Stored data
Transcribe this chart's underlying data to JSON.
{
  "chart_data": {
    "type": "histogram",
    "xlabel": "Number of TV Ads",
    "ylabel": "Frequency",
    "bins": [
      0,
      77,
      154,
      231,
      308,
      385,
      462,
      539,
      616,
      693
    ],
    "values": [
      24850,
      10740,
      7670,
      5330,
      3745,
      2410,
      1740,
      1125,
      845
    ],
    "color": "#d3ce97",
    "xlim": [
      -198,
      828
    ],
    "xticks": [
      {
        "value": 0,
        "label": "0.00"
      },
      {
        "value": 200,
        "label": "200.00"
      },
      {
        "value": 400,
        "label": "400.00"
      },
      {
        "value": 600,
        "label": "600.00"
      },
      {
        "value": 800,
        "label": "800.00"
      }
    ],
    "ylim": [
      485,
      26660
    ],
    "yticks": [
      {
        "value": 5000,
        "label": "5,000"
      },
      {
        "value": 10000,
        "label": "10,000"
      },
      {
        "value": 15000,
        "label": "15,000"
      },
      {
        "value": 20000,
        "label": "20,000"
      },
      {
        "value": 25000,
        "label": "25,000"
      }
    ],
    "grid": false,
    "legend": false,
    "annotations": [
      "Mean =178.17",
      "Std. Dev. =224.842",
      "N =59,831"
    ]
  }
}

*Set task*
Using the data above, output each line exactly.

*Task solution*
Transcribe this chart's underlying data to JSON.
{
  "chart_data": {
    "type": "histogram",
    "xlabel": "Number of TV Ads",
    "ylabel": "Frequency",
    "bins": [
      0,
      77,
      154,
      231,
      308,
      385,
      462,
      539,
      616,
      693
    ],
    "values": [
      24850,
      10740,
      7670,
      5330,
      3745,
      2410,
      1740,
      1125,
      845
    ],
    "color": "#d3ce97",
    "xlim": [
      -198,
      828
    ],
    "xticks": [
      {
        "value": 0,
        "label": "0.00"
      },
      {
        "value": 200,
        "label": "200.00"
      },
      {
        "value": 400,
        "label": "400.00"
      },
      {
        "value": 600,
        "label": "600.00"
      },
      {
        "value": 800,
        "label": "800.00"
      }
    ],
    "ylim": [
      485,
      26660
    ],
    "yticks": [
      {
        "value": 5000,
        "label": "5,000"
      },
      {
        "value": 10000,
        "label": "10,000"
      },
      {
        "value": 15000,
        "label": "15,000"
      },
      {
        "value": 20000,
        "label": "20,000"
      },
      {
        "value": 25000,
        "label": "25,000"
      }
    ],
    "grid": false,
    "legend": false,
    "annotations": [
      "Mean =178.17",
      "Std. Dev. =224.842",
      "N =59,831"
    ]
  }
}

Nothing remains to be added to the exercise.